# TEXT UNDER STUDY:
========================================================================

## Fairness in regression

In this project, we show how to check if the regression model discriminates a particular subgroup.

In [None]:
import pandas as pd 
import numpy as np

### Data
We use the [Communitties and Crime data](https://archive.ics.uci.edu/ml/datasets/communities+and+crime) and aim to predict the ```ViolentCrimesPerPop``` variable (total number of violent crimes per 100K population).

The protected attribute is the ```racepctblack``` value (part of the population identifying as black).

In [None]:
data = pd.read_csv("http://archive.ics.uci.edu/ml/machine-learning-databases/communities/communities.data", header=None, na_values=["?"])
from urllib.request import urlopen
names = urlopen("http://archive.ics.uci.edu/ml/machine-learning-databases/communities/communities.names")
columns = [line.split(b' ')[1].decode("utf-8") for line in names if line.startswith(b'@attribute')]
data.columns = columns
data = data.dropna(axis = 1)
data = data.iloc[:, 3:]
data.head()
X = data.drop('ViolentCrimesPerPop', axis=1)
y = data.ViolentCrimesPerPop

### Model
In this part, we first split the data into training data and test data, then train the one regressor model: **Decision Tree** with the training data, finally evaluate the test data.

In [None]:
from sklearn.model_selection import train_test_split
from sklearn.ensemble import RandomForestRegressor
from sklearn.tree import DecisionTreeRegressor

In [None]:
X_train, X_test, y_train, y_test = train_test_split(X, y, random_state=42)

========================================================================

# DATA SECTION:
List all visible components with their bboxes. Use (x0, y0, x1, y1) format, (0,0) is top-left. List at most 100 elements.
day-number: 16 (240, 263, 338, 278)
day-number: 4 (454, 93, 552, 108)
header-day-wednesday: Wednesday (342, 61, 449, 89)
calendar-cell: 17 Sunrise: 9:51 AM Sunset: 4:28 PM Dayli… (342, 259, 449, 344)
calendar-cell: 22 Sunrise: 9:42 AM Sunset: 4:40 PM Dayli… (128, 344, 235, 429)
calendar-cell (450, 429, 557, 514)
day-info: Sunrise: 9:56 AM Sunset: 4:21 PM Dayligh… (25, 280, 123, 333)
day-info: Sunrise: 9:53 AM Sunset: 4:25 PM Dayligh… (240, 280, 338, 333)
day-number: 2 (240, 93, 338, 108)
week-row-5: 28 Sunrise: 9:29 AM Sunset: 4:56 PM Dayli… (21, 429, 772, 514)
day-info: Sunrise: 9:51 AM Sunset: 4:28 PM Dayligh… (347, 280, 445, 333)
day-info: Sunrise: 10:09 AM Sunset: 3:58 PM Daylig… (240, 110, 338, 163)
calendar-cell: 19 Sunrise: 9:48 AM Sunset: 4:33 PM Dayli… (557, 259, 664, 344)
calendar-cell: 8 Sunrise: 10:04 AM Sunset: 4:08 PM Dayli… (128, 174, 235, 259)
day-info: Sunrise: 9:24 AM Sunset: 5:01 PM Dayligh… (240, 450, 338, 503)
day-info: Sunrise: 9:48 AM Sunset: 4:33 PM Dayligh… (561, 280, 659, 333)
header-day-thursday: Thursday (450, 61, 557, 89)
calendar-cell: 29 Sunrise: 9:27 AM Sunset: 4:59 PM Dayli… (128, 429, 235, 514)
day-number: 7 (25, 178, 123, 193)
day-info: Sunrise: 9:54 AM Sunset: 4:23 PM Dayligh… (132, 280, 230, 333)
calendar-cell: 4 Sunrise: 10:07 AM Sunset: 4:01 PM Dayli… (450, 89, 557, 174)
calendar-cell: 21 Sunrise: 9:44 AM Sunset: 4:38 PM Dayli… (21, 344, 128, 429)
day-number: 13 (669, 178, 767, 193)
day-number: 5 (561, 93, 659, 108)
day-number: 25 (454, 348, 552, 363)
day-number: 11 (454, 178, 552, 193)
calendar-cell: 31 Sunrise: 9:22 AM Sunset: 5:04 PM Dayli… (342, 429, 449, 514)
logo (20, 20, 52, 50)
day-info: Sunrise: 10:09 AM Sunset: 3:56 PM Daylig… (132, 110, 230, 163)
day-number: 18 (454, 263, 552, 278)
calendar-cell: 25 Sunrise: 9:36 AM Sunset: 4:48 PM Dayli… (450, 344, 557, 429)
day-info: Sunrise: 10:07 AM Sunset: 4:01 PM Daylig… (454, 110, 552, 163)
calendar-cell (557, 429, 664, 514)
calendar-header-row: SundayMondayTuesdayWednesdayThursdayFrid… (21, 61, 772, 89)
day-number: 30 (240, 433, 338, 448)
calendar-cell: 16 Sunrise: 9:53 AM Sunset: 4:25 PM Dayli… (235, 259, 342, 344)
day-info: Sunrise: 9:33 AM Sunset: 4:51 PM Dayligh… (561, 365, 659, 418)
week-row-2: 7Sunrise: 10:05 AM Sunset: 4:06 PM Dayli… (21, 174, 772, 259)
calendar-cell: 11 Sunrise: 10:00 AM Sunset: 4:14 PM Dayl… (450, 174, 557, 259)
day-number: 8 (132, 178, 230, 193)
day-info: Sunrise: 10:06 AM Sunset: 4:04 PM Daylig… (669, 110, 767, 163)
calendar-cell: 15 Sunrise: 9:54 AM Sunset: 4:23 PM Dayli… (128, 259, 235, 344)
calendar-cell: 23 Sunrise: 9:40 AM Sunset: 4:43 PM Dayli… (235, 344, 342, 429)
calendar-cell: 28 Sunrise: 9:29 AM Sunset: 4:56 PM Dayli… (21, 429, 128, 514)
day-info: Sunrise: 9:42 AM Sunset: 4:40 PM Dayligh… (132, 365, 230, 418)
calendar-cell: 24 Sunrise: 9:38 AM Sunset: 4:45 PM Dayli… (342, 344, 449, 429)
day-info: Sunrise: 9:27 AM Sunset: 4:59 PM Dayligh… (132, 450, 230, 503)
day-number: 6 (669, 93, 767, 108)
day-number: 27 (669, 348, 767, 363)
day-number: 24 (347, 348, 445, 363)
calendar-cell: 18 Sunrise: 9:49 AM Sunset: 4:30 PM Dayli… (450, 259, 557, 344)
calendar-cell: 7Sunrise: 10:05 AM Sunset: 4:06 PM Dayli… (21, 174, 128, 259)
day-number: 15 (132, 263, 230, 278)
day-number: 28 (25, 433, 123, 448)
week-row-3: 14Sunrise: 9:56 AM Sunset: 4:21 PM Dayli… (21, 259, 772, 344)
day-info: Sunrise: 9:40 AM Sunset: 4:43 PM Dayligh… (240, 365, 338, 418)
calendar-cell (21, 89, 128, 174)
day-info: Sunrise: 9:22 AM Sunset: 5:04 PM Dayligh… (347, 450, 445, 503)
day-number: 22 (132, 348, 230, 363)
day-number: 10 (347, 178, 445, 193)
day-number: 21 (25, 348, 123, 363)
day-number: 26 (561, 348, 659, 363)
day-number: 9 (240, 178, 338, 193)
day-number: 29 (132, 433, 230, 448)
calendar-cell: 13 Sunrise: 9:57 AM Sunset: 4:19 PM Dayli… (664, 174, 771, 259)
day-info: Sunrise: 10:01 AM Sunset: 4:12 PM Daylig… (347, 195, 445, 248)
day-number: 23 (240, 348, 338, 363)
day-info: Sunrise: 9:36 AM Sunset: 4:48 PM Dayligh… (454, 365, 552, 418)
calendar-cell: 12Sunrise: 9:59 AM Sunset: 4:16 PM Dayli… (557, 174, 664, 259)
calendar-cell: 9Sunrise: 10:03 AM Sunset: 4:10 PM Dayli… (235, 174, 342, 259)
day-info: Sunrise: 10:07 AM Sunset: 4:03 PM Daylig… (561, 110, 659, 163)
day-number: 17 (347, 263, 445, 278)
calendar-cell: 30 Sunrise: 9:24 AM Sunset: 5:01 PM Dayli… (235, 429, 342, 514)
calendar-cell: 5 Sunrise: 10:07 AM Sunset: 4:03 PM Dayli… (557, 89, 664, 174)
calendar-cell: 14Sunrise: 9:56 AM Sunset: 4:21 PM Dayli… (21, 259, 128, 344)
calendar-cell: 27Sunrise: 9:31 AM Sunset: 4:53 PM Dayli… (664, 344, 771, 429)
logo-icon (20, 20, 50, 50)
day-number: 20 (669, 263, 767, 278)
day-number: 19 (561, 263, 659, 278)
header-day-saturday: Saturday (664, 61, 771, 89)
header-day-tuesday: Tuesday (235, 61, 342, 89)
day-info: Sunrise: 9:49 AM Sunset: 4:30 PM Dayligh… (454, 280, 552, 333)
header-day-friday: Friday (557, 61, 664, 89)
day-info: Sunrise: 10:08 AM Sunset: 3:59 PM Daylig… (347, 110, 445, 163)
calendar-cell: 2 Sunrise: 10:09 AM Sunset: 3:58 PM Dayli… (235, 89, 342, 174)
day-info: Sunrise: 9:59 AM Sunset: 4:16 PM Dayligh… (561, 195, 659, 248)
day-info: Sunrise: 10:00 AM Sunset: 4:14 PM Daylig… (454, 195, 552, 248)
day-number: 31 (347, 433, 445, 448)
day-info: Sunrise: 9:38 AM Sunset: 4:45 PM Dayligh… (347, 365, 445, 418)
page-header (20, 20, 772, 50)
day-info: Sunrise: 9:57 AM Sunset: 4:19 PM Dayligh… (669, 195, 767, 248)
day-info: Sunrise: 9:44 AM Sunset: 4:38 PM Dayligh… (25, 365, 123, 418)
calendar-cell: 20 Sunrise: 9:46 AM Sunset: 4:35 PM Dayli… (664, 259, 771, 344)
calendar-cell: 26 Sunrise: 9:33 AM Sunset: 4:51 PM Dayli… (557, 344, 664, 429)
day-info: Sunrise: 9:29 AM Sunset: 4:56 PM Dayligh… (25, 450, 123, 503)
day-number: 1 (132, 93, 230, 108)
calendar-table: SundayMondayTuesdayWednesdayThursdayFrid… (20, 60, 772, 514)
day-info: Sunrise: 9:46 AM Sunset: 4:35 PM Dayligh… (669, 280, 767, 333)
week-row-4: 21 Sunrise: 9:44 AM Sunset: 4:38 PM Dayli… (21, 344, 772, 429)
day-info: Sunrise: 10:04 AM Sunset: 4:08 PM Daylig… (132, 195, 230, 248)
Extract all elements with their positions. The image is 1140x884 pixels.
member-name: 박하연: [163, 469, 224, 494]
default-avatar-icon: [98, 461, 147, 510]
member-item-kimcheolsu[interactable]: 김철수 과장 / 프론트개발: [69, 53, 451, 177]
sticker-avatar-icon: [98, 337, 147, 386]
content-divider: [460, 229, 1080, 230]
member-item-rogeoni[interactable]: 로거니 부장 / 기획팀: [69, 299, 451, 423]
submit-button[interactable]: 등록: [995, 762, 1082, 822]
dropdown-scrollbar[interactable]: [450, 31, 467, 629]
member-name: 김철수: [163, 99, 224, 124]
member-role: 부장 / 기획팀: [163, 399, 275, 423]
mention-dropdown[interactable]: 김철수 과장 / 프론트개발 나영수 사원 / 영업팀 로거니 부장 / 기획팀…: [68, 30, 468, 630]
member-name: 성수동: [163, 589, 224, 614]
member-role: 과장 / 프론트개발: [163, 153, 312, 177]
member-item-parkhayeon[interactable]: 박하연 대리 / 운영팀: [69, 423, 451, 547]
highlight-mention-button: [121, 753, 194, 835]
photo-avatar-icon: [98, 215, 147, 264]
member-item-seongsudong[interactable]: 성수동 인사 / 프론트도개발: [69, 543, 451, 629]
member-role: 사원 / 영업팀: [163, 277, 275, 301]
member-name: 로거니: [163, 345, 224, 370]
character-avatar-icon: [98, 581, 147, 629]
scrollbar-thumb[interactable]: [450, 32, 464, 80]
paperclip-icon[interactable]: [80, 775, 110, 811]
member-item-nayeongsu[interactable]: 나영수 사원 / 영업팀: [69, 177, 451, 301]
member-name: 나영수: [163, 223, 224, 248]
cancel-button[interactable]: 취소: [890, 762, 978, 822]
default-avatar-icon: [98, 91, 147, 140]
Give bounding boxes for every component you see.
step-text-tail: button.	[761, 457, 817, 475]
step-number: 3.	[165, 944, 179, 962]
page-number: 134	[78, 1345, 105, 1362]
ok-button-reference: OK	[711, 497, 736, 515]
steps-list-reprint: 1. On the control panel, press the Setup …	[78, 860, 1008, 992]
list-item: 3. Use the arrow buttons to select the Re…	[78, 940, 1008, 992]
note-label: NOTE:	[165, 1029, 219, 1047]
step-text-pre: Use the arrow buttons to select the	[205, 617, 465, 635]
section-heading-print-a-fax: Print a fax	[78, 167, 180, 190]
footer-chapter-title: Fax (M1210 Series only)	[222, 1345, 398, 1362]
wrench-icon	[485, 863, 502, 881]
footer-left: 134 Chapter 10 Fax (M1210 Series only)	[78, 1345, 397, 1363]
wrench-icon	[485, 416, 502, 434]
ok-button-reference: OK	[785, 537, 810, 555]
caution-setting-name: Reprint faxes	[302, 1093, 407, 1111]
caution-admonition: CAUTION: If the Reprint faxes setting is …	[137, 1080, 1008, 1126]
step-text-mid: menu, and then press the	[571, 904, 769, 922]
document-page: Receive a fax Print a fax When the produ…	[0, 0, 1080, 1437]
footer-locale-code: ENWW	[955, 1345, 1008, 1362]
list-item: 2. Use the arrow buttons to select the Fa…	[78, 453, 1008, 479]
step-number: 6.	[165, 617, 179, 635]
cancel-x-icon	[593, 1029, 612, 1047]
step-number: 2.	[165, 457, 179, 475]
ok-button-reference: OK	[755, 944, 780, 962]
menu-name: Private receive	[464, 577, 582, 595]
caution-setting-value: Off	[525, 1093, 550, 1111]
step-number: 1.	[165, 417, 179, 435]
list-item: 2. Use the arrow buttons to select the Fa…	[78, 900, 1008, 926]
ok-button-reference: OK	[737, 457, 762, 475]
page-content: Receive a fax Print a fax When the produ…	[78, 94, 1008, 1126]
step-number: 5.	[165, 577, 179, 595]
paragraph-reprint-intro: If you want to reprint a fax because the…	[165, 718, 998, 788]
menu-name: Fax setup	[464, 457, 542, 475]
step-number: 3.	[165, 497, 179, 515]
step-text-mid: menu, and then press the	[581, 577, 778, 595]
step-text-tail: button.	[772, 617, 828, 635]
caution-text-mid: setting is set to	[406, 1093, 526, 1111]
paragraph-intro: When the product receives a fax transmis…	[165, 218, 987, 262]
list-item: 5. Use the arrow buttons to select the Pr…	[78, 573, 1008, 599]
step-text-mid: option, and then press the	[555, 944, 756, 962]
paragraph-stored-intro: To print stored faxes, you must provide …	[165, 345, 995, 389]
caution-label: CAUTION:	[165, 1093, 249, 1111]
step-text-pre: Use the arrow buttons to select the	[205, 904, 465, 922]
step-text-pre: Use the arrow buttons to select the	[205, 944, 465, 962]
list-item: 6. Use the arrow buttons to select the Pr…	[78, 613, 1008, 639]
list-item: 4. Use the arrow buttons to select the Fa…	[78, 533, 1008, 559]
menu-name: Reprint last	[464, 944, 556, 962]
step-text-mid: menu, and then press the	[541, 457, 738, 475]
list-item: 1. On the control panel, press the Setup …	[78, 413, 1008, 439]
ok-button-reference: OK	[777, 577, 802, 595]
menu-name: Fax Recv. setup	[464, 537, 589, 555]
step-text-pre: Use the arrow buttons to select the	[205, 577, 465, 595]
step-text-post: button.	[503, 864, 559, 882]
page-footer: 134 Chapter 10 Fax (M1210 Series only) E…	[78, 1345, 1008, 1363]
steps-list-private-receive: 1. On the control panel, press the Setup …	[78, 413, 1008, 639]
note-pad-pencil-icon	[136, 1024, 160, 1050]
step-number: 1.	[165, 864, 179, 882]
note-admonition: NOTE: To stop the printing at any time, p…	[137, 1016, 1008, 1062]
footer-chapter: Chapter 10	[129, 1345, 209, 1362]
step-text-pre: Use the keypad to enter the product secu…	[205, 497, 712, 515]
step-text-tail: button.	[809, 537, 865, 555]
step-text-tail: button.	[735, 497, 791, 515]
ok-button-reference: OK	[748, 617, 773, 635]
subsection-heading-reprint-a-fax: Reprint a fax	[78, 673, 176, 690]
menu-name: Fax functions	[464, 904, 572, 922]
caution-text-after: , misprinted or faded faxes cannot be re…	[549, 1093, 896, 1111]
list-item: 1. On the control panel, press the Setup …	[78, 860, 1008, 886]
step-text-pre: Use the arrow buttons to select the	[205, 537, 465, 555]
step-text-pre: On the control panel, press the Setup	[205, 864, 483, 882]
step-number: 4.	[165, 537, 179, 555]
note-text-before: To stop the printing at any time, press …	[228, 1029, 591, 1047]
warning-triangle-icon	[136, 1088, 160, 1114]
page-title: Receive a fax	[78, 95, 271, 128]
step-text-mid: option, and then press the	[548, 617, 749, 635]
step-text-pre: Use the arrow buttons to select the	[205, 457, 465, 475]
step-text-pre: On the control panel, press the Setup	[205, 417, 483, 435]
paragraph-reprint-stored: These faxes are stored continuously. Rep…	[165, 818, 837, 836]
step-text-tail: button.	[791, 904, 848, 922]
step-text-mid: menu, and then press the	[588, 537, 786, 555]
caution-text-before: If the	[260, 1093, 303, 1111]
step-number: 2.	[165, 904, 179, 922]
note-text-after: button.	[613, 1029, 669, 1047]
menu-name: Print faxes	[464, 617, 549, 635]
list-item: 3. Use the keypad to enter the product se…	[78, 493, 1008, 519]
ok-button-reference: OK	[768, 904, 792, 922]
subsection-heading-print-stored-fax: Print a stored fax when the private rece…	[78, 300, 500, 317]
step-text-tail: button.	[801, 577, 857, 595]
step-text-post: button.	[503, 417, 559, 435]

========================================================================

Rewrite everything in the text on fairness in regression from "## Fairness in" down to "identifying as black).", substituting "sensitive attribute" for "protected attribute".

## Fairness in regression

In this project, we show how to check if the regression model discriminates a particular subgroup.

In [None]:
import pandas as pd 
import numpy as np

### Data
We use the [Communitties and Crime data](https://archive.ics.uci.edu/ml/datasets/communities+and+crime) and aim to predict the ```ViolentCrimesPerPop``` variable (total number of violent crimes per 100K population).

The sensitive attribute is the ```racepctblack``` value (part of the population identifying as black).